STATED TASK: The records that follow are to be repeated without alteration.

[Recorded data]
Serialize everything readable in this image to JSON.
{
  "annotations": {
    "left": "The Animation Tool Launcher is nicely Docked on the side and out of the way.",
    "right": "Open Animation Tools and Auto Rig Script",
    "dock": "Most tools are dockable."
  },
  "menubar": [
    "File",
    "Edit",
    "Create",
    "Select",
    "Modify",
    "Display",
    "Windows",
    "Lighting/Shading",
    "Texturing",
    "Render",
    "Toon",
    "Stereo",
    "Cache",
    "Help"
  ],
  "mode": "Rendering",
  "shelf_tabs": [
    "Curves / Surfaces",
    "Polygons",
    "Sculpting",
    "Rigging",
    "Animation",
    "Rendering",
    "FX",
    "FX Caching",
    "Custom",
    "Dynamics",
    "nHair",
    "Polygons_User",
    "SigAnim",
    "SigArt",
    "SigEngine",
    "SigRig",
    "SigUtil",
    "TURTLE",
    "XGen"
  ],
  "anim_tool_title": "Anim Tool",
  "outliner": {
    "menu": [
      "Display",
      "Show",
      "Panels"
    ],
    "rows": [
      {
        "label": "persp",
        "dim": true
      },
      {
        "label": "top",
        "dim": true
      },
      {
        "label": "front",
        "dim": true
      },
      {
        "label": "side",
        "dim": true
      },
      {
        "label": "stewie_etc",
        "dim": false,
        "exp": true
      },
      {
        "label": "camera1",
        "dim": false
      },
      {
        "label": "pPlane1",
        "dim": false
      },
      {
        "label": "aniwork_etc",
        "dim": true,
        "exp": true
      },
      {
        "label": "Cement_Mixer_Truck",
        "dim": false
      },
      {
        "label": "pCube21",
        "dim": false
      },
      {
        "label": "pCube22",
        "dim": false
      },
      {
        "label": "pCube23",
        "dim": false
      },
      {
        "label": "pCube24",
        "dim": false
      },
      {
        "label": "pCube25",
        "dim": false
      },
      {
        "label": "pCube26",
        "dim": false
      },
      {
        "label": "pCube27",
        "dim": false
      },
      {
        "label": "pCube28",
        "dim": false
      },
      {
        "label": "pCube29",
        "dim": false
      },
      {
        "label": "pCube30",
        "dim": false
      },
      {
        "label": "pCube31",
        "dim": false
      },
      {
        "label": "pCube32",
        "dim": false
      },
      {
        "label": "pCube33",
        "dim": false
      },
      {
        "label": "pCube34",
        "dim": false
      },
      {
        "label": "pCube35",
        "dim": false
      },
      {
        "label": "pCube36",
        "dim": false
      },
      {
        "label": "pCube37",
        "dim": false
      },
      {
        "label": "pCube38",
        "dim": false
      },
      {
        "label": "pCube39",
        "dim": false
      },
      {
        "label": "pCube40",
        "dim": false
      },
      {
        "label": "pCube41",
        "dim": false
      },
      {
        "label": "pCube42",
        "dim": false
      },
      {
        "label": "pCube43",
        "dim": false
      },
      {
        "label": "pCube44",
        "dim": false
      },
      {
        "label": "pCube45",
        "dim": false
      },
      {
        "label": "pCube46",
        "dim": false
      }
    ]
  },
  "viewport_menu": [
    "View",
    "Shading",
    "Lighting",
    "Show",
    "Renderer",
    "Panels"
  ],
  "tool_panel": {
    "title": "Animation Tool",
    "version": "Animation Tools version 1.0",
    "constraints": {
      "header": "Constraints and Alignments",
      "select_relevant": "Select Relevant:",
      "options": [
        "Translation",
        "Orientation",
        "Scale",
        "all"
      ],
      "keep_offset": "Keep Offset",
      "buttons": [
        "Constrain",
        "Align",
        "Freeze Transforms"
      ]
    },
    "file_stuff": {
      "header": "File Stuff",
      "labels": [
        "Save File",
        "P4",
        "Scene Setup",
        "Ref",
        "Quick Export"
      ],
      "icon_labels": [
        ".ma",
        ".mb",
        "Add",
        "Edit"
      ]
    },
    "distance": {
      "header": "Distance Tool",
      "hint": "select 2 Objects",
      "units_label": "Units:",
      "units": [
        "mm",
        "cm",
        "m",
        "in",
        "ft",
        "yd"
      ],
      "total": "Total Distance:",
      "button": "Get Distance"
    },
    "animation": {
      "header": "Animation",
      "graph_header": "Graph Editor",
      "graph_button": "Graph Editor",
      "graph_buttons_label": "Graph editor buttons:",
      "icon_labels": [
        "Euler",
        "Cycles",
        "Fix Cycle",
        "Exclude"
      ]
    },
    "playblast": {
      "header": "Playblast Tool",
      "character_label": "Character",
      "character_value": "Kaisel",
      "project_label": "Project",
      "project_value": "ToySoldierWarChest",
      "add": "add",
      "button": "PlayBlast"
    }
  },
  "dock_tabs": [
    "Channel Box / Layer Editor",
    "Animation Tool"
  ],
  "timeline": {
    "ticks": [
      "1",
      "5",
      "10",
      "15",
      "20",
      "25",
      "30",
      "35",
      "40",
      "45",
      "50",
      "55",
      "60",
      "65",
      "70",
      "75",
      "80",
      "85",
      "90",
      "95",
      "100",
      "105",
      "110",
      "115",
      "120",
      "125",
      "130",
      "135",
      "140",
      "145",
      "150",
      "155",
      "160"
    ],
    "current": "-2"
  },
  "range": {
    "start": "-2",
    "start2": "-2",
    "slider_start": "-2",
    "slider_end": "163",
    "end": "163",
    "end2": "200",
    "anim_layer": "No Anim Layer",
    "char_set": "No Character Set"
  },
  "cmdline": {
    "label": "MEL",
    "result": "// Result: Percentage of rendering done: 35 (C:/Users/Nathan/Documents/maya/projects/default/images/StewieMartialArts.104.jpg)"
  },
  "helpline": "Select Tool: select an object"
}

THE COMPLETED TASK:
Serialize everything readable in this image to JSON.
{
  "annotations": {
    "left": "The Animation Tool Launcher is nicely Docked on the side and out of the way.",
    "right": "Open Animation Tools and Auto Rig Script",
    "dock": "Most tools are dockable."
  },
  "menubar": [
    "File",
    "Edit",
    "Create",
    "Select",
    "Modify",
    "Display",
    "Windows",
    "Lighting/Shading",
    "Texturing",
    "Render",
    "Toon",
    "Stereo",
    "Cache",
    "Help"
  ],
  "mode": "Rendering",
  "shelf_tabs": [
    "Curves / Surfaces",
    "Polygons",
    "Sculpting",
    "Rigging",
    "Animation",
    "Rendering",
    "FX",
    "FX Caching",
    "Custom",
    "Dynamics",
    "nHair",
    "Polygons_User",
    "SigAnim",
    "SigArt",
    "SigEngine",
    "SigRig",
    "SigUtil",
    "TURTLE",
    "XGen"
  ],
  "anim_tool_title": "Anim Tool",
  "outliner": {
    "menu": [
      "Display",
      "Show",
      "Panels"
    ],
    "rows": [
      {
        "label": "persp",
        "dim": true
      },
      {
        "label": "top",
        "dim": true
      },
      {
        "label": "front",
        "dim": true
      },
      {
        "label": "side",
        "dim": true
      },
      {
        "label": "stewie_etc",
        "dim": false,
        "exp": true
      },
      {
        "label": "camera1",
        "dim": false
      },
      {
        "label": "pPlane1",
        "dim": false
      },
      {
        "label": "aniwork_etc",
        "dim": true,
        "exp": true
      },
      {
        "label": "Cement_Mixer_Truck",
        "dim": false
      },
      {
        "label": "pCube21",
        "dim": false
      },
      {
        "label": "pCube22",
        "dim": false
      },
      {
        "label": "pCube23",
        "dim": false
      },
      {
        "label": "pCube24",
        "dim": false
      },
      {
        "label": "pCube25",
        "dim": false
      },
      {
        "label": "pCube26",
        "dim": false
      },
      {
        "label": "pCube27",
        "dim": false
      },
      {
        "label": "pCube28",
        "dim": false
      },
      {
        "label": "pCube29",
        "dim": false
      },
      {
        "label": "pCube30",
        "dim": false
      },
      {
        "label": "pCube31",
        "dim": false
      },
      {
        "label": "pCube32",
        "dim": false
      },
      {
        "label": "pCube33",
        "dim": false
      },
      {
        "label": "pCube34",
        "dim": false
      },
      {
        "label": "pCube35",
        "dim": false
      },
      {
        "label": "pCube36",
        "dim": false
      },
      {
        "label": "pCube37",
        "dim": false
      },
      {
        "label": "pCube38",
        "dim": false
      },
      {
        "label": "pCube39",
        "dim": false
      },
      {
        "label": "pCube40",
        "dim": false
      },
      {
        "label": "pCube41",
        "dim": false
      },
      {
        "label": "pCube42",
        "dim": false
      },
      {
        "label": "pCube43",
        "dim": false
      },
      {
        "label": "pCube44",
        "dim": false
      },
      {
        "label": "pCube45",
        "dim": false
      },
      {
        "label": "pCube46",
        "dim": false
      }
    ]
  },
  "viewport_menu": [
    "View",
    "Shading",
    "Lighting",
    "Show",
    "Renderer",
    "Panels"
  ],
  "tool_panel": {
    "title": "Animation Tool",
    "version": "Animation Tools version 1.0",
    "constraints": {
      "header": "Constraints and Alignments",
      "select_relevant": "Select Relevant:",
      "options": [
        "Translation",
        "Orientation",
        "Scale",
        "all"
      ],
      "keep_offset": "Keep Offset",
      "buttons": [
        "Constrain",
        "Align",
        "Freeze Transforms"
      ]
    },
    "file_stuff": {
      "header": "File Stuff",
      "labels": [
        "Save File",
        "P4",
        "Scene Setup",
        "Ref",
        "Quick Export"
      ],
      "icon_labels": [
        ".ma",
        ".mb",
        "Add",
        "Edit"
      ]
    },
    "distance": {
      "header": "Distance Tool",
      "hint": "select 2 Objects",
      "units_label": "Units:",
      "units": [
        "mm",
        "cm",
        "m",
        "in",
        "ft",
        "yd"
      ],
      "total": "Total Distance:",
      "button": "Get Distance"
    },
    "animation": {
      "header": "Animation",
      "graph_header": "Graph Editor",
      "graph_button": "Graph Editor",
      "graph_buttons_label": "Graph editor buttons:",
      "icon_labels": [
        "Euler",
        "Cycles",
        "Fix Cycle",
        "Exclude"
      ]
    },
    "playblast": {
      "header": "Playblast Tool",
      "character_label": "Character",
      "character_value": "Kaisel",
      "project_label": "Project",
      "project_value": "ToySoldierWarChest",
      "add": "add",
      "button": "PlayBlast"
    }
  },
  "dock_tabs": [
    "Channel Box / Layer Editor",
    "Animation Tool"
  ],
  "timeline": {
    "ticks": [
      "1",
      "5",
      "10",
      "15",
      "20",
      "25",
      "30",
      "35",
      "40",
      "45",
      "50",
      "55",
      "60",
      "65",
      "70",
      "75",
      "80",
      "85",
      "90",
      "95",
      "100",
      "105",
      "110",
      "115",
      "120",
      "125",
      "130",
      "135",
      "140",
      "145",
      "150",
      "155",
      "160"
    ],
    "current": "-2"
  },
  "range": {
    "start": "-2",
    "start2": "-2",
    "slider_start": "-2",
    "slider_end": "163",
    "end": "163",
    "end2": "200",
    "anim_layer": "No Anim Layer",
    "char_set": "No Character Set"
  },
  "cmdline": {
    "label": "MEL",
    "result": "// Result: Percentage of rendering done: 35 (C:/Users/Nathan/Documents/maya/projects/default/images/StewieMartialArts.104.jpg)"
  },
  "helpline": "Select Tool: select an object"
}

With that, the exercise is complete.